__What to work on__
Count every line where "name" occurs. Give the total alone.

(Entries with figure data)
--
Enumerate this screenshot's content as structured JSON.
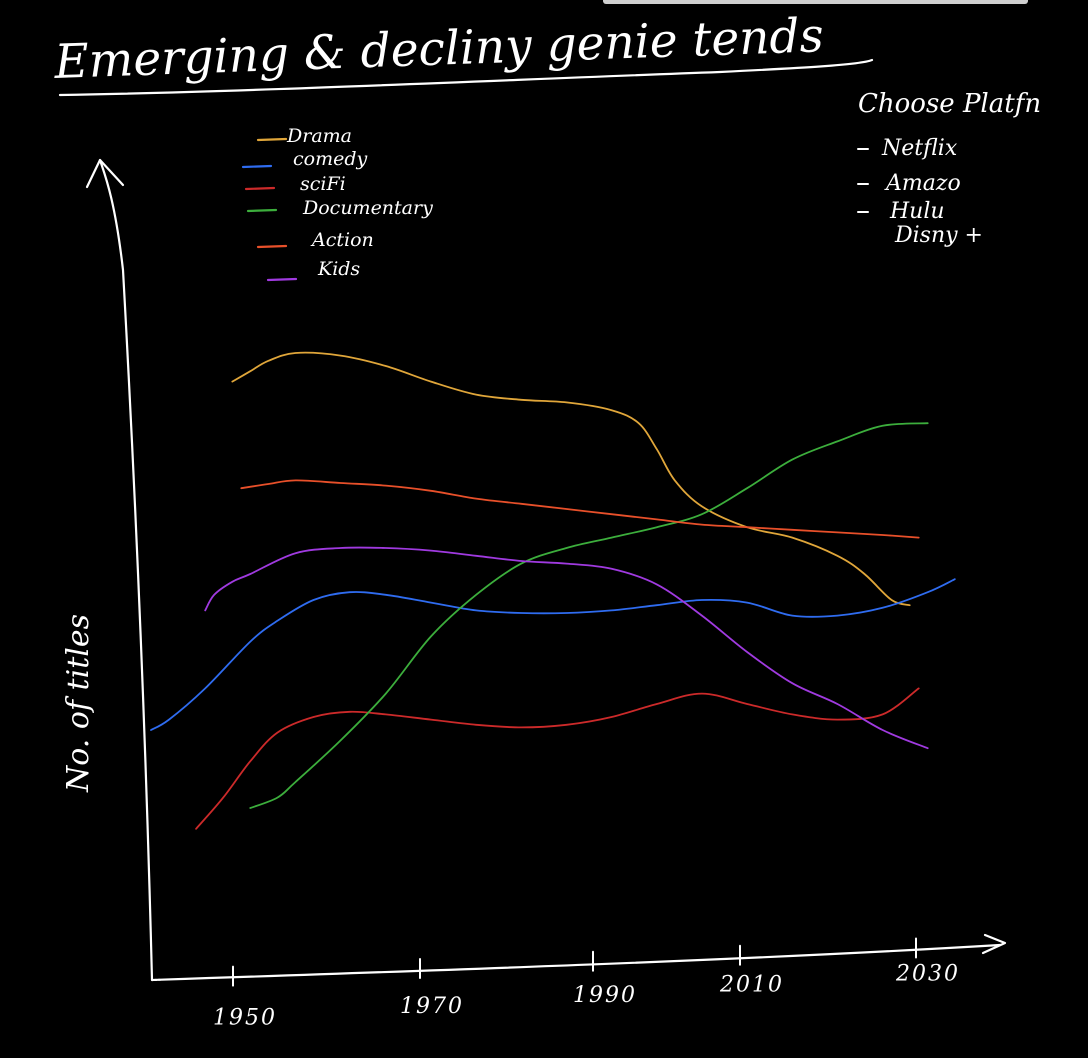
{
  "chart_data": {
    "type": "line",
    "title": "Emerging & decliny genie tends",
    "xlabel": "",
    "ylabel": "No. of titles",
    "x_ticks": [
      "1950",
      "1970",
      "1990",
      "2010",
      "2030"
    ],
    "xlim": [
      1945,
      2038
    ],
    "ylim": [
      0,
      100
    ],
    "grid": false,
    "legend_position": "top-left",
    "series": [
      {
        "name": "Drama",
        "color": "#e0a63a",
        "x": [
          1953,
          1955,
          1957,
          1960,
          1965,
          1970,
          1975,
          1980,
          1985,
          1990,
          1995,
          1998,
          2000,
          2002,
          2005,
          2010,
          2015,
          2020,
          2023,
          2026,
          2028
        ],
        "y": [
          92,
          94,
          96,
          97.5,
          97,
          95,
          92,
          89.5,
          88.5,
          88,
          86.5,
          84,
          79,
          73,
          68,
          64,
          62,
          58.5,
          55,
          50,
          49
        ]
      },
      {
        "name": "comedy",
        "color": "#2f6cf0",
        "x": [
          1944,
          1946,
          1950,
          1955,
          1958,
          1962,
          1966,
          1970,
          1975,
          1980,
          1985,
          1990,
          1995,
          2000,
          2005,
          2010,
          2015,
          2020,
          2025,
          2030,
          2033
        ],
        "y": [
          25,
          27,
          33,
          42,
          46,
          50,
          51.5,
          51,
          49.5,
          48,
          47.5,
          47.5,
          48,
          49,
          50,
          49.5,
          47,
          47,
          48.5,
          51.5,
          54
        ]
      },
      {
        "name": "sciFi",
        "color": "#cc2a2a",
        "x": [
          1949,
          1952,
          1955,
          1958,
          1962,
          1966,
          1970,
          1975,
          1980,
          1985,
          1990,
          1995,
          2000,
          2005,
          2010,
          2015,
          2020,
          2025,
          2029
        ],
        "y": [
          6,
          12,
          19,
          24.5,
          27.5,
          28.5,
          28,
          27,
          26,
          25.5,
          26,
          27.5,
          30,
          32,
          30,
          28,
          27,
          28,
          33
        ]
      },
      {
        "name": "Documentary",
        "color": "#3cae3c",
        "x": [
          1955,
          1958,
          1960,
          1965,
          1970,
          1975,
          1980,
          1985,
          1990,
          1995,
          2000,
          2005,
          2010,
          2015,
          2020,
          2025,
          2030
        ],
        "y": [
          10,
          12,
          15,
          23,
          32,
          43,
          51,
          57,
          60,
          62,
          64,
          66.5,
          71.5,
          77,
          80.5,
          83.5,
          84
        ]
      },
      {
        "name": "Action",
        "color": "#e8502a",
        "x": [
          1954,
          1957,
          1960,
          1965,
          1970,
          1975,
          1980,
          1985,
          1990,
          1995,
          2000,
          2005,
          2010,
          2015,
          2020,
          2025,
          2029
        ],
        "y": [
          71.5,
          72.3,
          73,
          72.5,
          72,
          71,
          69.5,
          68.5,
          67.5,
          66.5,
          65.5,
          64.5,
          64,
          63.5,
          63,
          62.5,
          62
        ]
      },
      {
        "name": "Kids",
        "color": "#a03ae0",
        "x": [
          1950,
          1951,
          1953,
          1955,
          1960,
          1965,
          1970,
          1975,
          1980,
          1985,
          1990,
          1995,
          2000,
          2005,
          2010,
          2015,
          2020,
          2025,
          2030
        ],
        "y": [
          48,
          51,
          53.5,
          55,
          59,
          60,
          60,
          59.5,
          58.5,
          57.5,
          57,
          56,
          53,
          47,
          40,
          34,
          30,
          25,
          21.5
        ]
      }
    ],
    "annotations": {
      "heading": "Choose Platfn",
      "options": [
        "Netflix",
        "Amazo",
        "Hulu",
        "Disny +"
      ]
    }
  }
}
--
__Answer to this task__
6